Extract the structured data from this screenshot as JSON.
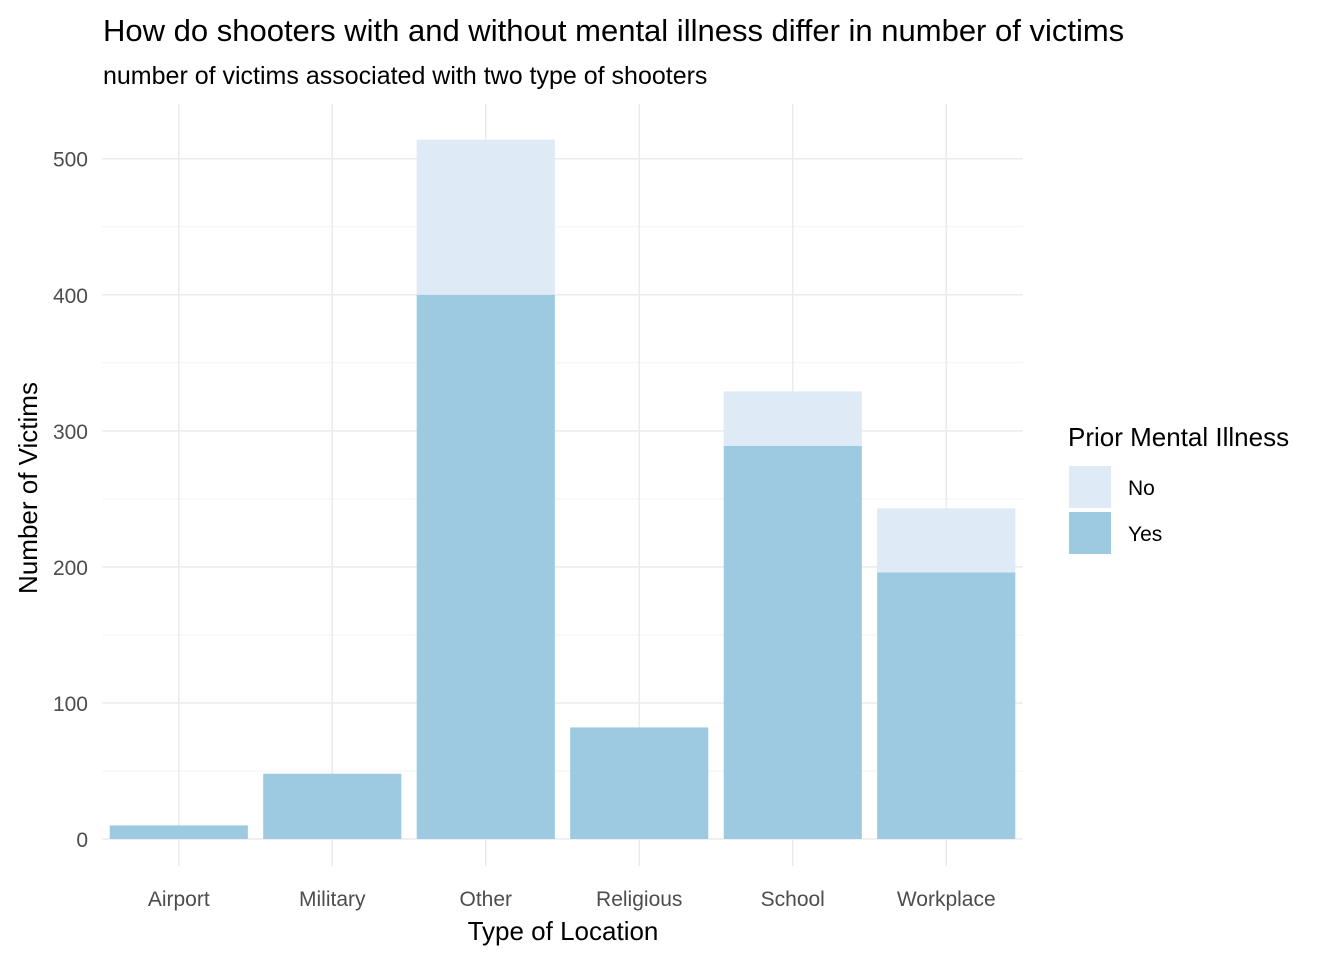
{
  "chart_data": {
    "type": "bar",
    "stacked": true,
    "title": "How do shooters with and without mental illness differ in number of victims",
    "subtitle": "number of victims associated with two type of shooters",
    "xlabel": "Type of Location",
    "ylabel": "Number of Victims",
    "categories": [
      "Airport",
      "Military",
      "Other",
      "Religious",
      "School",
      "Workplace"
    ],
    "series": [
      {
        "name": "Yes",
        "color": "#9ECAE1",
        "values": [
          10,
          48,
          400,
          82,
          289,
          196
        ]
      },
      {
        "name": "No",
        "color": "#DEEBF7",
        "values": [
          0,
          0,
          114,
          0,
          40,
          47
        ]
      }
    ],
    "ylim": [
      0,
      540
    ],
    "yticks": [
      0,
      100,
      200,
      300,
      400,
      500
    ],
    "grid": true,
    "legend": {
      "title": "Prior Mental Illness",
      "placement": "right",
      "entries": [
        {
          "label": "No",
          "color": "#DEEBF7"
        },
        {
          "label": "Yes",
          "color": "#9ECAE1"
        }
      ]
    }
  }
}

****************************************

— Directive —
Check each line above for the word "shooters", and copy the lines where it appears.

— Answer to the problem —
    "title": "How do shooters with and without mental illness differ in number of victims",
    "subtitle": "number of victims associated with two type of shooters",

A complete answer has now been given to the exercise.